*** INFORMATION GIVEN Section Begins ***
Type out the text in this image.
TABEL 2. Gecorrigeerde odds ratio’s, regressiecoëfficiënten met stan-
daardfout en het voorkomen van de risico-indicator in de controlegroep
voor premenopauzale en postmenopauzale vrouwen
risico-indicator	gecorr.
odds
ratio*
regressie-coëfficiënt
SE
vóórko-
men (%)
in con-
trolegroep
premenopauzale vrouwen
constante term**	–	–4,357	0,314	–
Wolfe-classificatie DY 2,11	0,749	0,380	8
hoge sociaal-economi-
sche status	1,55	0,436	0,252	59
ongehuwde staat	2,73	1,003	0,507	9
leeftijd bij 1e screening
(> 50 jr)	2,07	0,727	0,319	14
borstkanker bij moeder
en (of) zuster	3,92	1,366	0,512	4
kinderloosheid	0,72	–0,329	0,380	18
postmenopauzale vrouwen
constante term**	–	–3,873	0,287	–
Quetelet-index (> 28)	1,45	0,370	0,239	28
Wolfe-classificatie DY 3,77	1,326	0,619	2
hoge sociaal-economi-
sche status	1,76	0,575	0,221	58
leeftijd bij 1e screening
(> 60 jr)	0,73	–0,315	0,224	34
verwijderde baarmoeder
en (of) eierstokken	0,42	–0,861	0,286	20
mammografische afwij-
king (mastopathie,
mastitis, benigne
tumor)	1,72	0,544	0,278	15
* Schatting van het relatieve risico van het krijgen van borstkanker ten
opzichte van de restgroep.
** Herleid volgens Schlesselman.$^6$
*** INFORMATION GIVEN Section Ends ***
- [EXERCISE]: Give each line of the records above again, unchanged.

- [FINAL ANSWER]:
Type out the text in this image.
TABEL 2. Gecorrigeerde odds ratio’s, regressiecoëfficiënten met stan-
daardfout en het voorkomen van de risico-indicator in de controlegroep
voor premenopauzale en postmenopauzale vrouwen
risico-indicator	gecorr.
odds
ratio*
regressie-coëfficiënt
SE
vóórko-
men (%)
in con-
trolegroep
premenopauzale vrouwen
constante term**	–	–4,357	0,314	–
Wolfe-classificatie DY 2,11	0,749	0,380	8
hoge sociaal-economi-
sche status	1,55	0,436	0,252	59
ongehuwde staat	2,73	1,003	0,507	9
leeftijd bij 1e screening
(> 50 jr)	2,07	0,727	0,319	14
borstkanker bij moeder
en (of) zuster	3,92	1,366	0,512	4
kinderloosheid	0,72	–0,329	0,380	18
postmenopauzale vrouwen
constante term**	–	–3,873	0,287	–
Quetelet-index (> 28)	1,45	0,370	0,239	28
Wolfe-classificatie DY 3,77	1,326	0,619	2
hoge sociaal-economi-
sche status	1,76	0,575	0,221	58
leeftijd bij 1e screening
(> 60 jr)	0,73	–0,315	0,224	34
verwijderde baarmoeder
en (of) eierstokken	0,42	–0,861	0,286	20
mammografische afwij-
king (mastopathie,
mastitis, benigne
tumor)	1,72	0,544	0,278	15
* Schatting van het relatieve risico van het krijgen van borstkanker ten
opzichte van de restgroep.
** Herleid volgens Schlesselman.$^6$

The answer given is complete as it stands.